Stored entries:
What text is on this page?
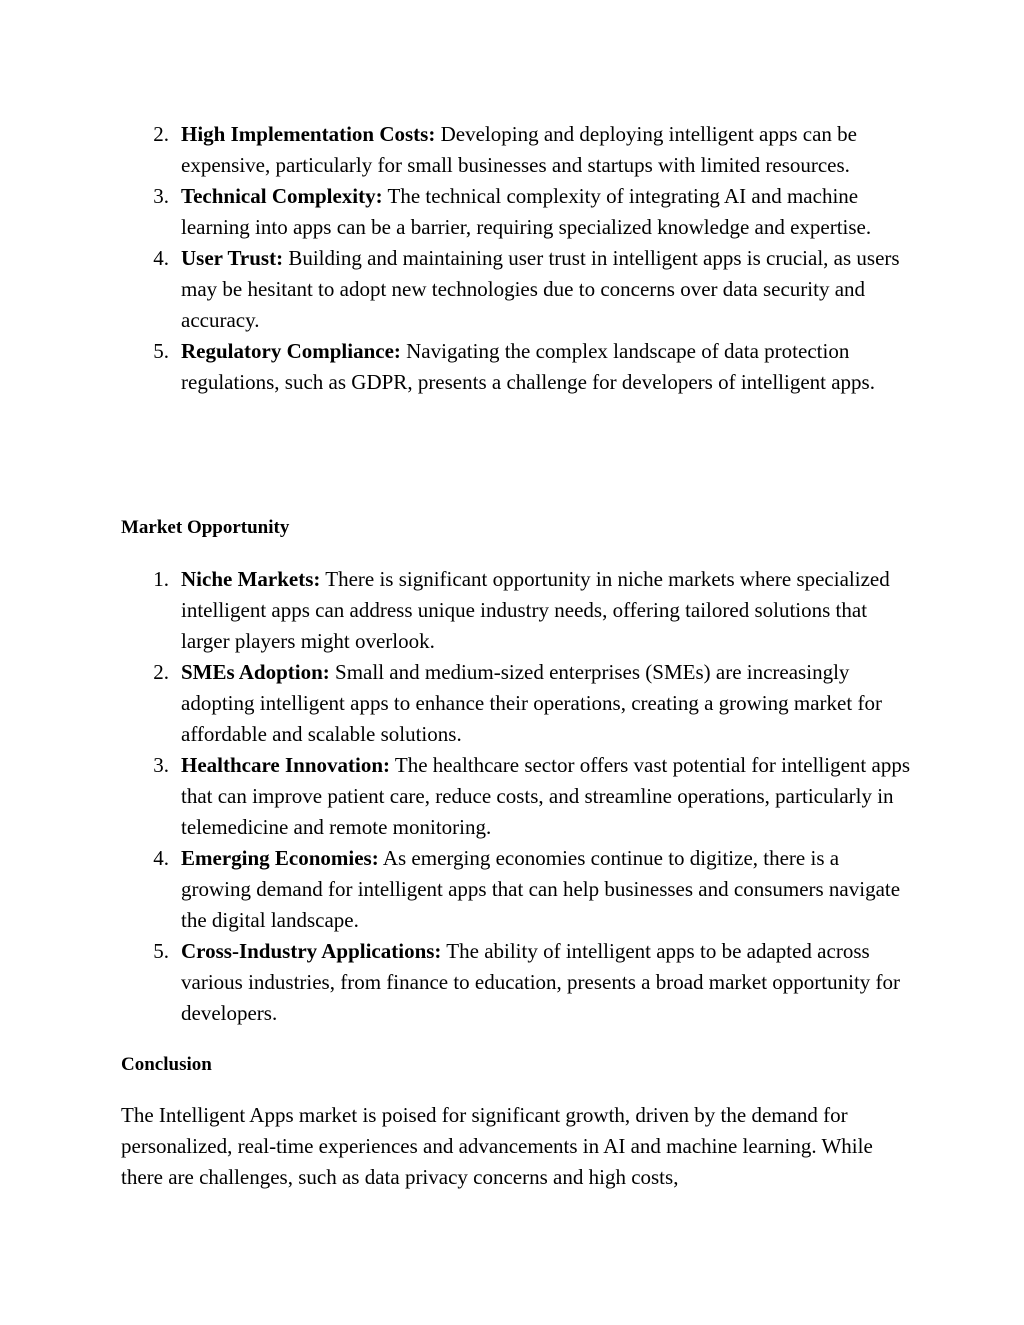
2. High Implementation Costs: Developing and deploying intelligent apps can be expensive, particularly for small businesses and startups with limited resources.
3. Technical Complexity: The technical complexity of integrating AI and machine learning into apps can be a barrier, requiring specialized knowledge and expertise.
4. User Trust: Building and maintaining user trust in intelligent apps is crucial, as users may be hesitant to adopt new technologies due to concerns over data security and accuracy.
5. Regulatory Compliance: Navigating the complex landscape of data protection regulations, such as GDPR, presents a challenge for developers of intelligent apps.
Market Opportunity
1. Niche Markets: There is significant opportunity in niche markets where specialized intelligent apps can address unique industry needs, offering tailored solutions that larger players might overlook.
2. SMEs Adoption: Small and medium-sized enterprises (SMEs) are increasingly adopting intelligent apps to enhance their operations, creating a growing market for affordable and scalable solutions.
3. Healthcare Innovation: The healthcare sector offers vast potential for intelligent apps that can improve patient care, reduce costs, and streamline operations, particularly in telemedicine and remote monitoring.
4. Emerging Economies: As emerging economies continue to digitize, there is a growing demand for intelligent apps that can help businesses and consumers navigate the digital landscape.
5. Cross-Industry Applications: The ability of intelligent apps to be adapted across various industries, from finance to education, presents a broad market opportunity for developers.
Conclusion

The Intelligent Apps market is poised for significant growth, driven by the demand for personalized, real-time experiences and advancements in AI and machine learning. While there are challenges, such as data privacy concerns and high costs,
* * *
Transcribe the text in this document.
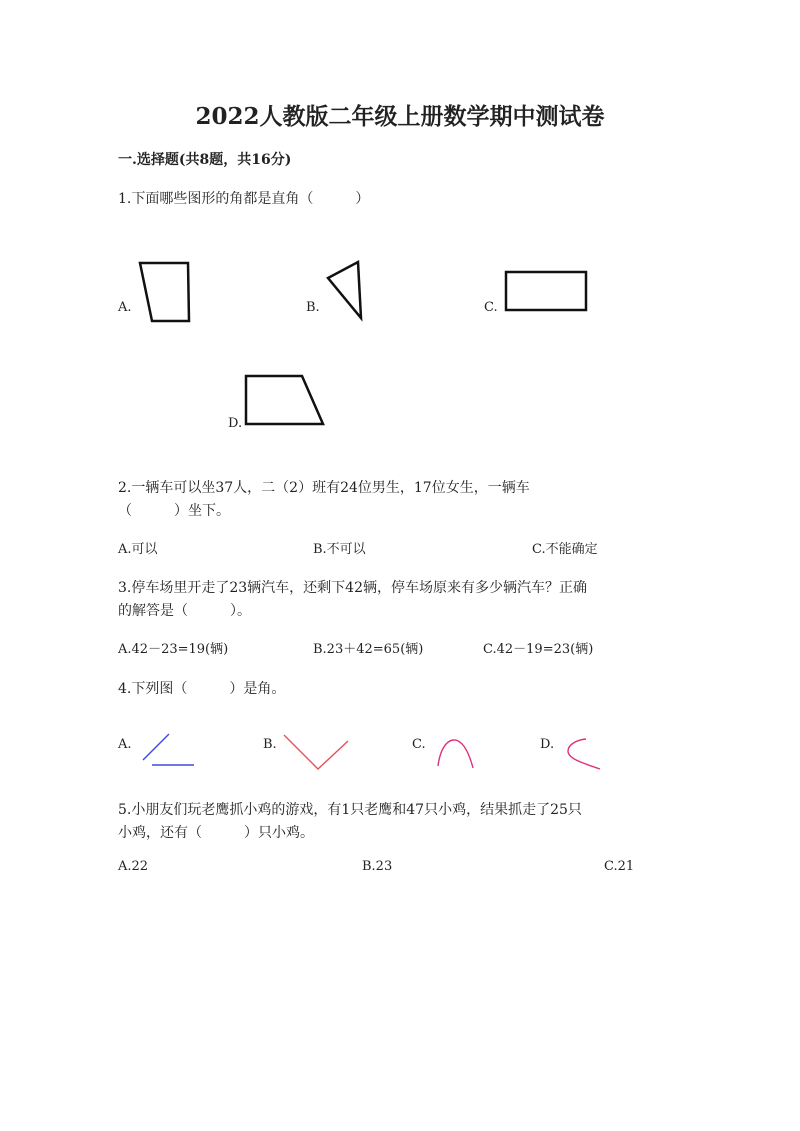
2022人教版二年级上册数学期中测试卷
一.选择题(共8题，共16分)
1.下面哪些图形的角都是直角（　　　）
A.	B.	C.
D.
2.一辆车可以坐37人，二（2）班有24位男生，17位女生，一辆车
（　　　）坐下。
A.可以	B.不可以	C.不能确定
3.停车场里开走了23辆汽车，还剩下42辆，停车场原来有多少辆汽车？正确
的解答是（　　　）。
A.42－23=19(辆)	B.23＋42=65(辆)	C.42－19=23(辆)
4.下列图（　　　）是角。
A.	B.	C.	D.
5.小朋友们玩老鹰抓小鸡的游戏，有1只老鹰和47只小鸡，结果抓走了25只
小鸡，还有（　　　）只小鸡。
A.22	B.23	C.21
--
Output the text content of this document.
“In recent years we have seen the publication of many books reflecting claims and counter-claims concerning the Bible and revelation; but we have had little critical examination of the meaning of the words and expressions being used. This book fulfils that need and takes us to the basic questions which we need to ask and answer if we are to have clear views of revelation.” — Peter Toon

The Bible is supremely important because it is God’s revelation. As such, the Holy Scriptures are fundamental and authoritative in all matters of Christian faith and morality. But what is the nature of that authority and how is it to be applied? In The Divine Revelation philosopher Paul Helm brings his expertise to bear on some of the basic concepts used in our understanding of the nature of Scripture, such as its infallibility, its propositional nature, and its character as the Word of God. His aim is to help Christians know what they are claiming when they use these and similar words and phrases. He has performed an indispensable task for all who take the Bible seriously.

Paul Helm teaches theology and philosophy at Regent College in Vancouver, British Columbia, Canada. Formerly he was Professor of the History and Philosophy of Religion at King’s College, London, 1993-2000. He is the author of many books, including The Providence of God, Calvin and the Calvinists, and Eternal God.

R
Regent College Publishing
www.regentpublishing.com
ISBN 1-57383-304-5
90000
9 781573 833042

Task details:
Filter the records, keeping only lines that contain "machine", and show those lines.

Solved problem:
3. Technical Complexity: The technical complexity of integrating AI and machine learning into apps can be a barrier, requiring specialized knowledge and expertise.
The Intelligent Apps market is poised for significant growth, driven by the demand for personalized, real-time experiences and advancements in AI and machine learning. While there are challenges, such as data privacy concerns and high costs,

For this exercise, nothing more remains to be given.